The problem. Exact repetition of every entry is required.

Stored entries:
- - - -
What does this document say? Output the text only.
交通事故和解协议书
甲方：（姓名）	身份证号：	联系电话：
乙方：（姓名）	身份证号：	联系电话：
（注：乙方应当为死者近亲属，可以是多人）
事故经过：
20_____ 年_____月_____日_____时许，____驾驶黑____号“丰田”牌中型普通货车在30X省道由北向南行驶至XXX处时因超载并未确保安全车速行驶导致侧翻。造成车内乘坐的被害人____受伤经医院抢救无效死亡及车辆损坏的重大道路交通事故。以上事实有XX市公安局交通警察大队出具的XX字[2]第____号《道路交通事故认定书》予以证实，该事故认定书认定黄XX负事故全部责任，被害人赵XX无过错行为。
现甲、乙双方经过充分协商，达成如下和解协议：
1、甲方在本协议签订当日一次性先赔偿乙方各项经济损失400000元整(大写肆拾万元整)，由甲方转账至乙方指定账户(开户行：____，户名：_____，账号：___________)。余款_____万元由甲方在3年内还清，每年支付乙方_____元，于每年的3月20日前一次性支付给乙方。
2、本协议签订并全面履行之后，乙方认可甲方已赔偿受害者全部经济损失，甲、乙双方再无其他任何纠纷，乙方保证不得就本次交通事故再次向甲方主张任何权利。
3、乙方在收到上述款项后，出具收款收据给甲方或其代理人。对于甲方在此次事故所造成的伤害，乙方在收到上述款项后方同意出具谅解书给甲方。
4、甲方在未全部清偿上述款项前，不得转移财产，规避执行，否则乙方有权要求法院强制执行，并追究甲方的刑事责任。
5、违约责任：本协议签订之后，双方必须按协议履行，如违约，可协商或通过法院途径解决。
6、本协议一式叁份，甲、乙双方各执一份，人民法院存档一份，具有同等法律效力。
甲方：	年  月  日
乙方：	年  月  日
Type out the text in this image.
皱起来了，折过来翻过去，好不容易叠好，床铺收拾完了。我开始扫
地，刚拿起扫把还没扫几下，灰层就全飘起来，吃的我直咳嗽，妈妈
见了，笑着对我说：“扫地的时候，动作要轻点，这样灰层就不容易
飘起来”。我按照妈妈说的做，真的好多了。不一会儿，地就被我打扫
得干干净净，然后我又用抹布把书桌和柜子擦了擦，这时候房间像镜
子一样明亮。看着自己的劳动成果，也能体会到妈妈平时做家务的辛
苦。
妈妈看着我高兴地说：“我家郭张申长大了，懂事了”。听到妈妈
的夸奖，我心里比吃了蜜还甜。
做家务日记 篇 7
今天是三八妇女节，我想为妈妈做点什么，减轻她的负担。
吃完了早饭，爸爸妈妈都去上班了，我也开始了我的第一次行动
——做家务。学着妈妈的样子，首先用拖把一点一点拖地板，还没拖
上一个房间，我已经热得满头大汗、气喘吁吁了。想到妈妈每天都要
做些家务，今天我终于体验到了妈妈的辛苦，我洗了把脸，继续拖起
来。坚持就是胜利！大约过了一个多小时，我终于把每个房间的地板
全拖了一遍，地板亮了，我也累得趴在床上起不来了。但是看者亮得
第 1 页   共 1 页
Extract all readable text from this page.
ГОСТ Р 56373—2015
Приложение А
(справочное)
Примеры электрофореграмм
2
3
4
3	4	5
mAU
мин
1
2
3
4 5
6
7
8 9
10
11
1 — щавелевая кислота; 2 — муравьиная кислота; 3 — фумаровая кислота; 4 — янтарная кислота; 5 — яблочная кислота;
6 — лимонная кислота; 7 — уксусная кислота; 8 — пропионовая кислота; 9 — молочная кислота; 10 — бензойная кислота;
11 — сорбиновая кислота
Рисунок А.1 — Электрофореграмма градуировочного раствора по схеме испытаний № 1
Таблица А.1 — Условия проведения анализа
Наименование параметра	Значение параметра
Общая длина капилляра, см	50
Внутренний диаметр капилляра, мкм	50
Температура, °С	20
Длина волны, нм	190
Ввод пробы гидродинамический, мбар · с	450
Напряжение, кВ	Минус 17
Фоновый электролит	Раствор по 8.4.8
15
- - - -
Problem solution.
What does this document say? Output the text only.
交通事故和解协议书
甲方：（姓名）	身份证号：	联系电话：
乙方：（姓名）	身份证号：	联系电话：
（注：乙方应当为死者近亲属，可以是多人）
事故经过：
20_____ 年_____月_____日_____时许，____驾驶黑____号“丰田”牌中型普通货车在30X省道由北向南行驶至XXX处时因超载并未确保安全车速行驶导致侧翻。造成车内乘坐的被害人____受伤经医院抢救无效死亡及车辆损坏的重大道路交通事故。以上事实有XX市公安局交通警察大队出具的XX字[2]第____号《道路交通事故认定书》予以证实，该事故认定书认定黄XX负事故全部责任，被害人赵XX无过错行为。
现甲、乙双方经过充分协商，达成如下和解协议：
1、甲方在本协议签订当日一次性先赔偿乙方各项经济损失400000元整(大写肆拾万元整)，由甲方转账至乙方指定账户(开户行：____，户名：_____，账号：___________)。余款_____万元由甲方在3年内还清，每年支付乙方_____元，于每年的3月20日前一次性支付给乙方。
2、本协议签订并全面履行之后，乙方认可甲方已赔偿受害者全部经济损失，甲、乙双方再无其他任何纠纷，乙方保证不得就本次交通事故再次向甲方主张任何权利。
3、乙方在收到上述款项后，出具收款收据给甲方或其代理人。对于甲方在此次事故所造成的伤害，乙方在收到上述款项后方同意出具谅解书给甲方。
4、甲方在未全部清偿上述款项前，不得转移财产，规避执行，否则乙方有权要求法院强制执行，并追究甲方的刑事责任。
5、违约责任：本协议签订之后，双方必须按协议履行，如违约，可协商或通过法院途径解决。
6、本协议一式叁份，甲、乙双方各执一份，人民法院存档一份，具有同等法律效力。
甲方：	年  月  日
乙方：	年  月  日
Type out the text in this image.
皱起来了，折过来翻过去，好不容易叠好，床铺收拾完了。我开始扫
地，刚拿起扫把还没扫几下，灰层就全飘起来，吃的我直咳嗽，妈妈
见了，笑着对我说：“扫地的时候，动作要轻点，这样灰层就不容易
飘起来”。我按照妈妈说的做，真的好多了。不一会儿，地就被我打扫
得干干净净，然后我又用抹布把书桌和柜子擦了擦，这时候房间像镜
子一样明亮。看着自己的劳动成果，也能体会到妈妈平时做家务的辛
苦。
妈妈看着我高兴地说：“我家郭张申长大了，懂事了”。听到妈妈
的夸奖，我心里比吃了蜜还甜。
做家务日记 篇 7
今天是三八妇女节，我想为妈妈做点什么，减轻她的负担。
吃完了早饭，爸爸妈妈都去上班了，我也开始了我的第一次行动
——做家务。学着妈妈的样子，首先用拖把一点一点拖地板，还没拖
上一个房间，我已经热得满头大汗、气喘吁吁了。想到妈妈每天都要
做些家务，今天我终于体验到了妈妈的辛苦，我洗了把脸，继续拖起
来。坚持就是胜利！大约过了一个多小时，我终于把每个房间的地板
全拖了一遍，地板亮了，我也累得趴在床上起不来了。但是看者亮得
第 1 页   共 1 页
Extract all readable text from this page.
ГОСТ Р 56373—2015
Приложение А
(справочное)
Примеры электрофореграмм
2
3
4
3	4	5
mAU
мин
1
2
3
4 5
6
7
8 9
10
11
1 — щавелевая кислота; 2 — муравьиная кислота; 3 — фумаровая кислота; 4 — янтарная кислота; 5 — яблочная кислота;
6 — лимонная кислота; 7 — уксусная кислота; 8 — пропионовая кислота; 9 — молочная кислота; 10 — бензойная кислота;
11 — сорбиновая кислота
Рисунок А.1 — Электрофореграмма градуировочного раствора по схеме испытаний № 1
Таблица А.1 — Условия проведения анализа
Наименование параметра	Значение параметра
Общая длина капилляра, см	50
Внутренний диаметр капилляра, мкм	50
Температура, °С	20
Длина волны, нм	190
Ввод пробы гидродинамический, мбар · с	450
Напряжение, кВ	Минус 17
Фоновый электролит	Раствор по 8.4.8
15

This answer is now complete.